INSTRUCTION –
Under this task are some entries; return every one of them exactly.

(begin)

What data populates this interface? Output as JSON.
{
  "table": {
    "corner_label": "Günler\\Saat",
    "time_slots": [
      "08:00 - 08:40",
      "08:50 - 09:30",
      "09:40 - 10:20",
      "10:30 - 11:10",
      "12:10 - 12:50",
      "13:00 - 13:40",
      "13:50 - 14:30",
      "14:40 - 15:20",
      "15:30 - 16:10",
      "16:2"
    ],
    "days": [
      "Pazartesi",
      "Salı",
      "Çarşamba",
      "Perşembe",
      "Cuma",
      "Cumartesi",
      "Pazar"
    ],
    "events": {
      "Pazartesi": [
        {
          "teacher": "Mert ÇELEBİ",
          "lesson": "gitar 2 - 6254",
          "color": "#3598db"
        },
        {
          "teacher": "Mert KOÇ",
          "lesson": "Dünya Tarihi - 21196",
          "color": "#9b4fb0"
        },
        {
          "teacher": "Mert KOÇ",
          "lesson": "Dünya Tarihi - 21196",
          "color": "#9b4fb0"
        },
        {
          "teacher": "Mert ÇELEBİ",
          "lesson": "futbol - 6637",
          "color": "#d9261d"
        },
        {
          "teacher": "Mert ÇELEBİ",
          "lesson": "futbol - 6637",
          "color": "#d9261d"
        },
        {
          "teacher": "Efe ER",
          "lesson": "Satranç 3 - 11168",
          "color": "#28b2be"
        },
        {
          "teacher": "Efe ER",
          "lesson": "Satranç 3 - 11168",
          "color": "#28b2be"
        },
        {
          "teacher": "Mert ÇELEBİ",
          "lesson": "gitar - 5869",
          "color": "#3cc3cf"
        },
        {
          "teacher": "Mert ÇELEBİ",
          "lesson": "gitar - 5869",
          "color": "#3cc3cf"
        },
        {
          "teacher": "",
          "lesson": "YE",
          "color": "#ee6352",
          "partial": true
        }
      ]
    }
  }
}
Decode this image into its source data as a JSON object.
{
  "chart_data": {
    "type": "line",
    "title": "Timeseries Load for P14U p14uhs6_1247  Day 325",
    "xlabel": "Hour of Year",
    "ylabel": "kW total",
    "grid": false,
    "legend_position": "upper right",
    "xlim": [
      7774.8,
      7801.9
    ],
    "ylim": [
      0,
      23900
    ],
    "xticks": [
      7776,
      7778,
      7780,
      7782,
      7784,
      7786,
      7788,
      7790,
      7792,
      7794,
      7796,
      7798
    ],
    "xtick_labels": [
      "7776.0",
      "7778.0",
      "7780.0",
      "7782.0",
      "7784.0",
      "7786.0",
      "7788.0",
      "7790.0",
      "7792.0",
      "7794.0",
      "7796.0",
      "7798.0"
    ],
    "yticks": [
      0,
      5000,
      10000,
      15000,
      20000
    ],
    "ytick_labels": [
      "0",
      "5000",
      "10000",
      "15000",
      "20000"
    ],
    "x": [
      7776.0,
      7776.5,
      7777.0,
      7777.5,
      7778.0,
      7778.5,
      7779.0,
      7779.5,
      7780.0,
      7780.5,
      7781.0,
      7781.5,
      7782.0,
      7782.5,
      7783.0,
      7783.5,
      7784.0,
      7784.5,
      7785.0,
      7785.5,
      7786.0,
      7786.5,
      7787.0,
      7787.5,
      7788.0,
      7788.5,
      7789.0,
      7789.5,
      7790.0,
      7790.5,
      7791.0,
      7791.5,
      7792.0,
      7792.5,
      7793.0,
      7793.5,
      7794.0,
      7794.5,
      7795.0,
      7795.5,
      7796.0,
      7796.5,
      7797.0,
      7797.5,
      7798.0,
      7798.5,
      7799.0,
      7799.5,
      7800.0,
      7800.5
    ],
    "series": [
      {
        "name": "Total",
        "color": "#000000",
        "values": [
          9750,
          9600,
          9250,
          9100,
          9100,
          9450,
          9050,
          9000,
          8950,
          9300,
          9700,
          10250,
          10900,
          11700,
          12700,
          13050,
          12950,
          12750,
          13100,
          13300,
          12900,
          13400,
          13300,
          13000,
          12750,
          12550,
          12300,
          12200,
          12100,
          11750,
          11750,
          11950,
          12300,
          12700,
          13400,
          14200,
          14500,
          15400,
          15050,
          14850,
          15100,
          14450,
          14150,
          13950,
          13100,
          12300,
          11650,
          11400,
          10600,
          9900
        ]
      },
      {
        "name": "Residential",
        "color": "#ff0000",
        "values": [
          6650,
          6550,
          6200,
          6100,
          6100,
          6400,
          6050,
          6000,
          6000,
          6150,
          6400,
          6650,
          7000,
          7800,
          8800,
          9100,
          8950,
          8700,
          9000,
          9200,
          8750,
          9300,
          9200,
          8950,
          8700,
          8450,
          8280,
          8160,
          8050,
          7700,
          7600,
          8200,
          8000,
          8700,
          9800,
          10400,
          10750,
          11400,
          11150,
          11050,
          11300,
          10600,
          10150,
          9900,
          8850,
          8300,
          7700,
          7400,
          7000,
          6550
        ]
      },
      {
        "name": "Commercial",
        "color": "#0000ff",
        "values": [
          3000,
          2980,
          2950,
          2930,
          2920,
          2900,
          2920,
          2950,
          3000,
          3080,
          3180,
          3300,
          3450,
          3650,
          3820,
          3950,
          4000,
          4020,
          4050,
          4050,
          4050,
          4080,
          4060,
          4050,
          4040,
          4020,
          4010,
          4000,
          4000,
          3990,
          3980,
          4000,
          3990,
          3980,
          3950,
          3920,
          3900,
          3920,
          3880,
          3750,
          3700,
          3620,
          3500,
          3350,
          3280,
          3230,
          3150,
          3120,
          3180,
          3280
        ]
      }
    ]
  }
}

(end)

EXPECTED OUTPUT –
What data populates this interface? Output as JSON.
{
  "table": {
    "corner_label": "Günler\\Saat",
    "time_slots": [
      "08:00 - 08:40",
      "08:50 - 09:30",
      "09:40 - 10:20",
      "10:30 - 11:10",
      "12:10 - 12:50",
      "13:00 - 13:40",
      "13:50 - 14:30",
      "14:40 - 15:20",
      "15:30 - 16:10",
      "16:2"
    ],
    "days": [
      "Pazartesi",
      "Salı",
      "Çarşamba",
      "Perşembe",
      "Cuma",
      "Cumartesi",
      "Pazar"
    ],
    "events": {
      "Pazartesi": [
        {
          "teacher": "Mert ÇELEBİ",
          "lesson": "gitar 2 - 6254",
          "color": "#3598db"
        },
        {
          "teacher": "Mert KOÇ",
          "lesson": "Dünya Tarihi - 21196",
          "color": "#9b4fb0"
        },
        {
          "teacher": "Mert KOÇ",
          "lesson": "Dünya Tarihi - 21196",
          "color": "#9b4fb0"
        },
        {
          "teacher": "Mert ÇELEBİ",
          "lesson": "futbol - 6637",
          "color": "#d9261d"
        },
        {
          "teacher": "Mert ÇELEBİ",
          "lesson": "futbol - 6637",
          "color": "#d9261d"
        },
        {
          "teacher": "Efe ER",
          "lesson": "Satranç 3 - 11168",
          "color": "#28b2be"
        },
        {
          "teacher": "Efe ER",
          "lesson": "Satranç 3 - 11168",
          "color": "#28b2be"
        },
        {
          "teacher": "Mert ÇELEBİ",
          "lesson": "gitar - 5869",
          "color": "#3cc3cf"
        },
        {
          "teacher": "Mert ÇELEBİ",
          "lesson": "gitar - 5869",
          "color": "#3cc3cf"
        },
        {
          "teacher": "",
          "lesson": "YE",
          "color": "#ee6352",
          "partial": true
        }
      ]
    }
  }
}
Decode this image into its source data as a JSON object.
{
  "chart_data": {
    "type": "line",
    "title": "Timeseries Load for P14U p14uhs6_1247  Day 325",
    "xlabel": "Hour of Year",
    "ylabel": "kW total",
    "grid": false,
    "legend_position": "upper right",
    "xlim": [
      7774.8,
      7801.9
    ],
    "ylim": [
      0,
      23900
    ],
    "xticks": [
      7776,
      7778,
      7780,
      7782,
      7784,
      7786,
      7788,
      7790,
      7792,
      7794,
      7796,
      7798
    ],
    "xtick_labels": [
      "7776.0",
      "7778.0",
      "7780.0",
      "7782.0",
      "7784.0",
      "7786.0",
      "7788.0",
      "7790.0",
      "7792.0",
      "7794.0",
      "7796.0",
      "7798.0"
    ],
    "yticks": [
      0,
      5000,
      10000,
      15000,
      20000
    ],
    "ytick_labels": [
      "0",
      "5000",
      "10000",
      "15000",
      "20000"
    ],
    "x": [
      7776.0,
      7776.5,
      7777.0,
      7777.5,
      7778.0,
      7778.5,
      7779.0,
      7779.5,
      7780.0,
      7780.5,
      7781.0,
      7781.5,
      7782.0,
      7782.5,
      7783.0,
      7783.5,
      7784.0,
      7784.5,
      7785.0,
      7785.5,
      7786.0,
      7786.5,
      7787.0,
      7787.5,
      7788.0,
      7788.5,
      7789.0,
      7789.5,
      7790.0,
      7790.5,
      7791.0,
      7791.5,
      7792.0,
      7792.5,
      7793.0,
      7793.5,
      7794.0,
      7794.5,
      7795.0,
      7795.5,
      7796.0,
      7796.5,
      7797.0,
      7797.5,
      7798.0,
      7798.5,
      7799.0,
      7799.5,
      7800.0,
      7800.5
    ],
    "series": [
      {
        "name": "Total",
        "color": "#000000",
        "values": [
          9750,
          9600,
          9250,
          9100,
          9100,
          9450,
          9050,
          9000,
          8950,
          9300,
          9700,
          10250,
          10900,
          11700,
          12700,
          13050,
          12950,
          12750,
          13100,
          13300,
          12900,
          13400,
          13300,
          13000,
          12750,
          12550,
          12300,
          12200,
          12100,
          11750,
          11750,
          11950,
          12300,
          12700,
          13400,
          14200,
          14500,
          15400,
          15050,
          14850,
          15100,
          14450,
          14150,
          13950,
          13100,
          12300,
          11650,
          11400,
          10600,
          9900
        ]
      },
      {
        "name": "Residential",
        "color": "#ff0000",
        "values": [
          6650,
          6550,
          6200,
          6100,
          6100,
          6400,
          6050,
          6000,
          6000,
          6150,
          6400,
          6650,
          7000,
          7800,
          8800,
          9100,
          8950,
          8700,
          9000,
          9200,
          8750,
          9300,
          9200,
          8950,
          8700,
          8450,
          8280,
          8160,
          8050,
          7700,
          7600,
          8200,
          8000,
          8700,
          9800,
          10400,
          10750,
          11400,
          11150,
          11050,
          11300,
          10600,
          10150,
          9900,
          8850,
          8300,
          7700,
          7400,
          7000,
          6550
        ]
      },
      {
        "name": "Commercial",
        "color": "#0000ff",
        "values": [
          3000,
          2980,
          2950,
          2930,
          2920,
          2900,
          2920,
          2950,
          3000,
          3080,
          3180,
          3300,
          3450,
          3650,
          3820,
          3950,
          4000,
          4020,
          4050,
          4050,
          4050,
          4080,
          4060,
          4050,
          4040,
          4020,
          4010,
          4000,
          4000,
          3990,
          3980,
          4000,
          3990,
          3980,
          3950,
          3920,
          3900,
          3920,
          3880,
          3750,
          3700,
          3620,
          3500,
          3350,
          3280,
          3230,
          3150,
          3120,
          3180,
          3280
        ]
      }
    ]
  }
}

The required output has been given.